Layout annotation records
▼▼▼

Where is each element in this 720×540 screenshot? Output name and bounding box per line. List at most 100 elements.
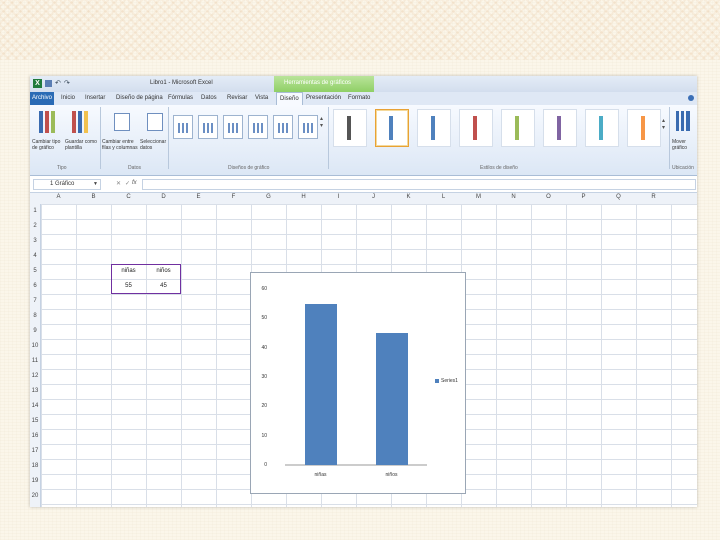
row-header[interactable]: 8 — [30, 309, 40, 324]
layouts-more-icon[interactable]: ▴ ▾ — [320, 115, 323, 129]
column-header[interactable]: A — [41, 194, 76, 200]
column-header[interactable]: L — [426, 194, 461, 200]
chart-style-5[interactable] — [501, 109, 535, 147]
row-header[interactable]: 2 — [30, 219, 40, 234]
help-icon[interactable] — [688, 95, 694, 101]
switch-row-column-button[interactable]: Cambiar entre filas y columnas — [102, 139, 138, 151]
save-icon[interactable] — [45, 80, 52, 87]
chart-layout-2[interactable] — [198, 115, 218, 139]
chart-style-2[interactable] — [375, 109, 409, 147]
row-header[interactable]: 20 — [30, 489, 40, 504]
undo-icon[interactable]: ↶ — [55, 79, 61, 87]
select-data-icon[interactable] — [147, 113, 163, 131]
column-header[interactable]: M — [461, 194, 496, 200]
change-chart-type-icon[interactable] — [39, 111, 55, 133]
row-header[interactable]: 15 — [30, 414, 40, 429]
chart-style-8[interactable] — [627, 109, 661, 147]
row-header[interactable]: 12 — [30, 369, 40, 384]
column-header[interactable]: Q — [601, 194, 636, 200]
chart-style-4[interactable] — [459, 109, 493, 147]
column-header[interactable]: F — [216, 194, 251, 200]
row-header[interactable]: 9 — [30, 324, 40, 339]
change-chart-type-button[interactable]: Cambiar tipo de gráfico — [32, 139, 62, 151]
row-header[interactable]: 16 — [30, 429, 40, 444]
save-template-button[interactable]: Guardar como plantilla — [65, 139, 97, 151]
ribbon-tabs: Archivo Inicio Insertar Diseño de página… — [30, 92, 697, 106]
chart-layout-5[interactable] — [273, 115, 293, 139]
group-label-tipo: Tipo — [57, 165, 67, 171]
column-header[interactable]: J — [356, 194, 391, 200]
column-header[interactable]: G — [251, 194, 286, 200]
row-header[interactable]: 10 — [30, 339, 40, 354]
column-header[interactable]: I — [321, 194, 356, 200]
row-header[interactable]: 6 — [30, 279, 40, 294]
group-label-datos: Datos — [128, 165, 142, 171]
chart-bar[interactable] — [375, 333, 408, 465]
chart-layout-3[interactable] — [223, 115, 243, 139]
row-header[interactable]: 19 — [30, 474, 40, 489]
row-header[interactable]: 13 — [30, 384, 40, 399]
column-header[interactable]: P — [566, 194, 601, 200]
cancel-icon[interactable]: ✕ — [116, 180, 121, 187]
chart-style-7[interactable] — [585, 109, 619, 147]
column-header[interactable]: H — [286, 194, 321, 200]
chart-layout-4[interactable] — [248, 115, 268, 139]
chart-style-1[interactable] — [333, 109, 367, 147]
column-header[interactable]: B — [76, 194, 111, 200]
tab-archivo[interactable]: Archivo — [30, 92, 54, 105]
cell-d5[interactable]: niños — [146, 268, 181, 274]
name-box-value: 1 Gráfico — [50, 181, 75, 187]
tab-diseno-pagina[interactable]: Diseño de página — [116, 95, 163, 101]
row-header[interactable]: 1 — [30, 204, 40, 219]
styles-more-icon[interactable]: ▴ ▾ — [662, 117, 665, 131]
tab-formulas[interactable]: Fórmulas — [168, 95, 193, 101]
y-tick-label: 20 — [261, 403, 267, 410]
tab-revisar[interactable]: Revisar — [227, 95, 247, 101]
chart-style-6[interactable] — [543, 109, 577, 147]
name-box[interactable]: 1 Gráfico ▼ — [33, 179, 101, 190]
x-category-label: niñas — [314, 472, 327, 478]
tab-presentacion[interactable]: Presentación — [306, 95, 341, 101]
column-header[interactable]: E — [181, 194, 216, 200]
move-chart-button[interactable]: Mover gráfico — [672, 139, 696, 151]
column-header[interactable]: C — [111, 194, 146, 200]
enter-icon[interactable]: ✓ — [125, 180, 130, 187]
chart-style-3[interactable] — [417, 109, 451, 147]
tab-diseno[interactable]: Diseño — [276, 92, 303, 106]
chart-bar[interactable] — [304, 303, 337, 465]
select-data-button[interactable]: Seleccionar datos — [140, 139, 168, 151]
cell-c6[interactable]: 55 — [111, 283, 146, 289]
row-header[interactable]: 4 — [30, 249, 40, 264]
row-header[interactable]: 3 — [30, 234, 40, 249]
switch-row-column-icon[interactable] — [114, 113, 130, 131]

▲▲▲

Format every line of the records above as a numbered list, omitting blank lines and the pictures.

Solution to this exercise
1. Where is each element in this 720×540 screenshot? Output name and bounding box per line. List at most 100 elements.
2. row-header[interactable]: 8 — [30, 309, 40, 324]
3. layouts-more-icon[interactable]: ▴ ▾ — [320, 115, 323, 129]
4. column-header[interactable]: A — [41, 194, 76, 200]
5. column-header[interactable]: L — [426, 194, 461, 200]
6. chart-style-5[interactable] — [501, 109, 535, 147]
7. row-header[interactable]: 2 — [30, 219, 40, 234]
8. help-icon[interactable] — [688, 95, 694, 101]
9. switch-row-column-button[interactable]: Cambiar entre filas y columnas — [102, 139, 138, 151]
10. save-icon[interactable] — [45, 80, 52, 87]
11. chart-layout-2[interactable] — [198, 115, 218, 139]
12. chart-style-2[interactable] — [375, 109, 409, 147]
13. row-header[interactable]: 20 — [30, 489, 40, 504]
14. undo-icon[interactable]: ↶ — [55, 79, 61, 87]
15. select-data-icon[interactable] — [147, 113, 163, 131]
16. column-header[interactable]: M — [461, 194, 496, 200]
17. change-chart-type-icon[interactable] — [39, 111, 55, 133]
18. row-header[interactable]: 15 — [30, 414, 40, 429]
19. chart-style-8[interactable] — [627, 109, 661, 147]
20. row-header[interactable]: 12 — [30, 369, 40, 384]
21. column-header[interactable]: Q — [601, 194, 636, 200]
22. chart-style-4[interactable] — [459, 109, 493, 147]
23. column-header[interactable]: F — [216, 194, 251, 200]
24. row-header[interactable]: 9 — [30, 324, 40, 339]
25. change-chart-type-button[interactable]: Cambiar tipo de gráfico — [32, 139, 62, 151]
26. row-header[interactable]: 16 — [30, 429, 40, 444]
27. save-template-button[interactable]: Guardar como plantilla — [65, 139, 97, 151]
28. ribbon-tabs: Archivo Inicio Insertar Diseño de página… — [30, 92, 697, 106]
29. chart-layout-5[interactable] — [273, 115, 293, 139]
30. group-label-tipo: Tipo — [57, 165, 67, 171]
31. column-header[interactable]: J — [356, 194, 391, 200]
32. column-header[interactable]: G — [251, 194, 286, 200]
33. row-header[interactable]: 10 — [30, 339, 40, 354]
34. column-header[interactable]: I — [321, 194, 356, 200]
35. row-header[interactable]: 6 — [30, 279, 40, 294]
36. group-label-datos: Datos — [128, 165, 142, 171]
37. chart-bar[interactable] — [375, 333, 408, 465]
38. chart-layout-3[interactable] — [223, 115, 243, 139]
39. row-header[interactable]: 19 — [30, 474, 40, 489]
40. row-header[interactable]: 13 — [30, 384, 40, 399]
41. column-header[interactable]: P — [566, 194, 601, 200]
42. cancel-icon[interactable]: ✕ — [116, 180, 121, 187]
43. chart-style-7[interactable] — [585, 109, 619, 147]
44. column-header[interactable]: H — [286, 194, 321, 200]
45. chart-layout-4[interactable] — [248, 115, 268, 139]
46. chart-style-1[interactable] — [333, 109, 367, 147]
47. column-header[interactable]: B — [76, 194, 111, 200]
48. tab-archivo[interactable]: Archivo — [30, 92, 54, 105]
49. cell-d5[interactable]: niños — [146, 268, 181, 274]
50. name-box-value: 1 Gráfico — [50, 181, 75, 187]
51. tab-diseno-pagina[interactable]: Diseño de página — [116, 95, 163, 101]
52. row-header[interactable]: 1 — [30, 204, 40, 219]
53. styles-more-icon[interactable]: ▴ ▾ — [662, 117, 665, 131]
54. tab-formulas[interactable]: Fórmulas — [168, 95, 193, 101]
55. y-tick-label: 20 — [261, 403, 267, 410]
56. tab-revisar[interactable]: Revisar — [227, 95, 247, 101]
57. chart-style-6[interactable] — [543, 109, 577, 147]
58. name-box[interactable]: 1 Gráfico ▼ — [33, 179, 101, 190]
59. x-category-label: niñas — [314, 472, 327, 478]
60. tab-presentacion[interactable]: Presentación — [306, 95, 341, 101]
61. column-header[interactable]: E — [181, 194, 216, 200]
62. move-chart-button[interactable]: Mover gráfico — [672, 139, 696, 151]
63. column-header[interactable]: C — [111, 194, 146, 200]
64. enter-icon[interactable]: ✓ — [125, 180, 130, 187]
65. chart-style-3[interactable] — [417, 109, 451, 147]
66. tab-diseno[interactable]: Diseño — [276, 92, 303, 106]
67. chart-bar[interactable] — [304, 303, 337, 465]
68. select-data-button[interactable]: Seleccionar datos — [140, 139, 168, 151]
69. cell-c6[interactable]: 55 — [111, 283, 146, 289]
70. row-header[interactable]: 4 — [30, 249, 40, 264]
71. row-header[interactable]: 3 — [30, 234, 40, 249]
72. switch-row-column-icon[interactable] — [114, 113, 130, 131]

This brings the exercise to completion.